— start —
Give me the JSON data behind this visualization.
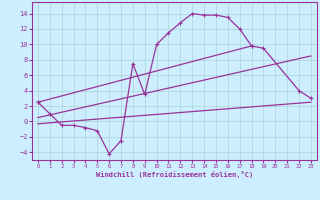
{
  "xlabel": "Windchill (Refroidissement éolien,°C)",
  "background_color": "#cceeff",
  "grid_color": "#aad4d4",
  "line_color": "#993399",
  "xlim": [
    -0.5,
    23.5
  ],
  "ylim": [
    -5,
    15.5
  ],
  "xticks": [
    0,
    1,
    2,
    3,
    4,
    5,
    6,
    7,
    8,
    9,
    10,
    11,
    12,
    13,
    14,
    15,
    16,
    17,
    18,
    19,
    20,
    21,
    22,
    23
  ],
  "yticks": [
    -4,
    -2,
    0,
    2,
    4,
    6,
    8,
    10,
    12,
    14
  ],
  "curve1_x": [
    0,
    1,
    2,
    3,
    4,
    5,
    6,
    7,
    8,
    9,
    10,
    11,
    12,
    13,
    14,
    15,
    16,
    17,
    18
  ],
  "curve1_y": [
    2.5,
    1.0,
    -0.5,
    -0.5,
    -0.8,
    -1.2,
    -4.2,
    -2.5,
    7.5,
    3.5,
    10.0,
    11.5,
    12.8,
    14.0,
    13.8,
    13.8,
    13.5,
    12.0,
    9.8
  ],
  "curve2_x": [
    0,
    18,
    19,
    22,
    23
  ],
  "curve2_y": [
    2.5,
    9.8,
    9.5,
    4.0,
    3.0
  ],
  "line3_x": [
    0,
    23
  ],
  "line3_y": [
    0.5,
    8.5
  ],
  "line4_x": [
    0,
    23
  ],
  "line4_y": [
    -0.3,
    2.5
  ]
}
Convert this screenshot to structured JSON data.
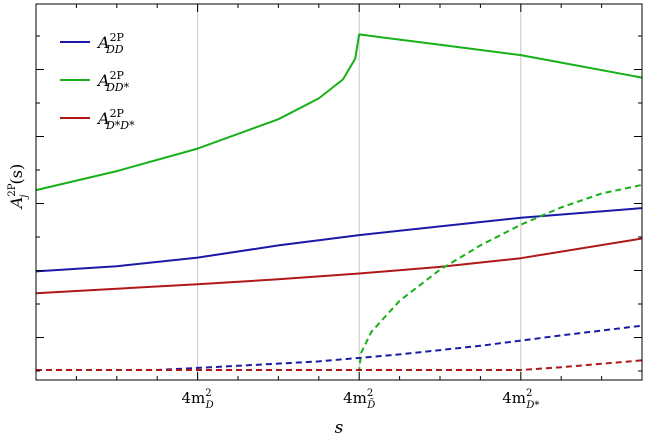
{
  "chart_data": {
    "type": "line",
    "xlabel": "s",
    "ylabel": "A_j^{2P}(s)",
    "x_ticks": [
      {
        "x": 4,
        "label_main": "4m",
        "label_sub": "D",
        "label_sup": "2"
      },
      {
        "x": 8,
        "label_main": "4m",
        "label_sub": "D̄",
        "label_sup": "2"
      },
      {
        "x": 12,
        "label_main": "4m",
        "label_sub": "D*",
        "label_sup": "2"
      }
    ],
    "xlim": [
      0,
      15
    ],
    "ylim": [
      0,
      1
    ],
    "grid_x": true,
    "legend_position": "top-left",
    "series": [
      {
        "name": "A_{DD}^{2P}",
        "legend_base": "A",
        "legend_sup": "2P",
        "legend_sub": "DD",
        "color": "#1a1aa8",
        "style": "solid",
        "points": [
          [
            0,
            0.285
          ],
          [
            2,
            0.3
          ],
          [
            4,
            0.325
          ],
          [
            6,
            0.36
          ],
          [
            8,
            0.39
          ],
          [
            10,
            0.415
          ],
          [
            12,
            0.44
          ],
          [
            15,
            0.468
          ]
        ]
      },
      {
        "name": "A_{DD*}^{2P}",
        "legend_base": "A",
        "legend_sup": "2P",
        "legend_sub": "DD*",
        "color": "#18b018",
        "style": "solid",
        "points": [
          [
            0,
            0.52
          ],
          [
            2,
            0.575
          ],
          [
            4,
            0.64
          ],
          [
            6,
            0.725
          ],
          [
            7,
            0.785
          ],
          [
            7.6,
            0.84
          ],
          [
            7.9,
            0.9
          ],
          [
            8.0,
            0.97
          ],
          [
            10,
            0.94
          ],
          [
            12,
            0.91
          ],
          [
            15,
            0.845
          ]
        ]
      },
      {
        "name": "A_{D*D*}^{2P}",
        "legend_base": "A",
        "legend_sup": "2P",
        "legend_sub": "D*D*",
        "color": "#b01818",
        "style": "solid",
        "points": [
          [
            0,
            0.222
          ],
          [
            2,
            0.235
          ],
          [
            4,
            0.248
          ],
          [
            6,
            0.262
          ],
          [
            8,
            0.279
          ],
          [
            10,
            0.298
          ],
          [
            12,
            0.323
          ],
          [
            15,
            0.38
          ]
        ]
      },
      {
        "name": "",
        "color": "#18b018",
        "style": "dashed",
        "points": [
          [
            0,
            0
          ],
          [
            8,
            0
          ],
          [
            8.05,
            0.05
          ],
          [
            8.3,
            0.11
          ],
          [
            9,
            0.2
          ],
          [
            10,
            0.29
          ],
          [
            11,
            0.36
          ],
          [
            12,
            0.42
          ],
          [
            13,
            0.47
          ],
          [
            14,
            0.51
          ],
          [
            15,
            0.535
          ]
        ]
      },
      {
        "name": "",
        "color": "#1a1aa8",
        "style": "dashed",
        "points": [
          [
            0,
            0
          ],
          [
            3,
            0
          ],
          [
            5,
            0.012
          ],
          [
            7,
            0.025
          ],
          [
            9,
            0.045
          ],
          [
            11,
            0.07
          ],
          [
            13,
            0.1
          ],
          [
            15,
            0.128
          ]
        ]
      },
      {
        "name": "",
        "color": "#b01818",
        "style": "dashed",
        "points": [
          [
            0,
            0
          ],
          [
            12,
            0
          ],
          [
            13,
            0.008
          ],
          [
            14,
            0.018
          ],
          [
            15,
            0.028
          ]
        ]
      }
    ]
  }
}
— end —
> _STATED EXERCISE_
Leaving aside the images, write out the entries above word for word.

> _SOLUTION TO THE PROBLEM_
Give me the JSON data behind this visualization.
{
  "xlabel": "Windchill (Refroidissement éolien,°C)",
  "background_color": "#cceeff",
  "grid_color": "#aad4d4",
  "line_color": "#993399",
  "xlim": [
    -0.5,
    23.5
  ],
  "ylim": [
    -5,
    15.5
  ],
  "xticks": [
    0,
    1,
    2,
    3,
    4,
    5,
    6,
    7,
    8,
    9,
    10,
    11,
    12,
    13,
    14,
    15,
    16,
    17,
    18,
    19,
    20,
    21,
    22,
    23
  ],
  "yticks": [
    -4,
    -2,
    0,
    2,
    4,
    6,
    8,
    10,
    12,
    14
  ],
  "curve1_x": [
    0,
    1,
    2,
    3,
    4,
    5,
    6,
    7,
    8,
    9,
    10,
    11,
    12,
    13,
    14,
    15,
    16,
    17,
    18
  ],
  "curve1_y": [
    2.5,
    1.0,
    -0.5,
    -0.5,
    -0.8,
    -1.2,
    -4.2,
    -2.5,
    7.5,
    3.5,
    10.0,
    11.5,
    12.8,
    14.0,
    13.8,
    13.8,
    13.5,
    12.0,
    9.8
  ],
  "curve2_x": [
    0,
    18,
    19,
    22,
    23
  ],
  "curve2_y": [
    2.5,
    9.8,
    9.5,
    4.0,
    3.0
  ],
  "line3_x": [
    0,
    23
  ],
  "line3_y": [
    0.5,
    8.5
  ],
  "line4_x": [
    0,
    23
  ],
  "line4_y": [
    -0.3,
    2.5
  ]
}
Convert this screenshot to structured JSON data.
{
  "chart_data": {
    "type": "line",
    "xlabel": "s",
    "ylabel": "A_j^{2P}(s)",
    "x_ticks": [
      {
        "x": 4,
        "label_main": "4m",
        "label_sub": "D",
        "label_sup": "2"
      },
      {
        "x": 8,
        "label_main": "4m",
        "label_sub": "D̄",
        "label_sup": "2"
      },
      {
        "x": 12,
        "label_main": "4m",
        "label_sub": "D*",
        "label_sup": "2"
      }
    ],
    "xlim": [
      0,
      15
    ],
    "ylim": [
      0,
      1
    ],
    "grid_x": true,
    "legend_position": "top-left",
    "series": [
      {
        "name": "A_{DD}^{2P}",
        "legend_base": "A",
        "legend_sup": "2P",
        "legend_sub": "DD",
        "color": "#1a1aa8",
        "style": "solid",
        "points": [
          [
            0,
            0.285
          ],
          [
            2,
            0.3
          ],
          [
            4,
            0.325
          ],
          [
            6,
            0.36
          ],
          [
            8,
            0.39
          ],
          [
            10,
            0.415
          ],
          [
            12,
            0.44
          ],
          [
            15,
            0.468
          ]
        ]
      },
      {
        "name": "A_{DD*}^{2P}",
        "legend_base": "A",
        "legend_sup": "2P",
        "legend_sub": "DD*",
        "color": "#18b018",
        "style": "solid",
        "points": [
          [
            0,
            0.52
          ],
          [
            2,
            0.575
          ],
          [
            4,
            0.64
          ],
          [
            6,
            0.725
          ],
          [
            7,
            0.785
          ],
          [
            7.6,
            0.84
          ],
          [
            7.9,
            0.9
          ],
          [
            8.0,
            0.97
          ],
          [
            10,
            0.94
          ],
          [
            12,
            0.91
          ],
          [
            15,
            0.845
          ]
        ]
      },
      {
        "name": "A_{D*D*}^{2P}",
        "legend_base": "A",
        "legend_sup": "2P",
        "legend_sub": "D*D*",
        "color": "#b01818",
        "style": "solid",
        "points": [
          [
            0,
            0.222
          ],
          [
            2,
            0.235
          ],
          [
            4,
            0.248
          ],
          [
            6,
            0.262
          ],
          [
            8,
            0.279
          ],
          [
            10,
            0.298
          ],
          [
            12,
            0.323
          ],
          [
            15,
            0.38
          ]
        ]
      },
      {
        "name": "",
        "color": "#18b018",
        "style": "dashed",
        "points": [
          [
            0,
            0
          ],
          [
            8,
            0
          ],
          [
            8.05,
            0.05
          ],
          [
            8.3,
            0.11
          ],
          [
            9,
            0.2
          ],
          [
            10,
            0.29
          ],
          [
            11,
            0.36
          ],
          [
            12,
            0.42
          ],
          [
            13,
            0.47
          ],
          [
            14,
            0.51
          ],
          [
            15,
            0.535
          ]
        ]
      },
      {
        "name": "",
        "color": "#1a1aa8",
        "style": "dashed",
        "points": [
          [
            0,
            0
          ],
          [
            3,
            0
          ],
          [
            5,
            0.012
          ],
          [
            7,
            0.025
          ],
          [
            9,
            0.045
          ],
          [
            11,
            0.07
          ],
          [
            13,
            0.1
          ],
          [
            15,
            0.128
          ]
        ]
      },
      {
        "name": "",
        "color": "#b01818",
        "style": "dashed",
        "points": [
          [
            0,
            0
          ],
          [
            12,
            0
          ],
          [
            13,
            0.008
          ],
          [
            14,
            0.018
          ],
          [
            15,
            0.028
          ]
        ]
      }
    ]
  }
}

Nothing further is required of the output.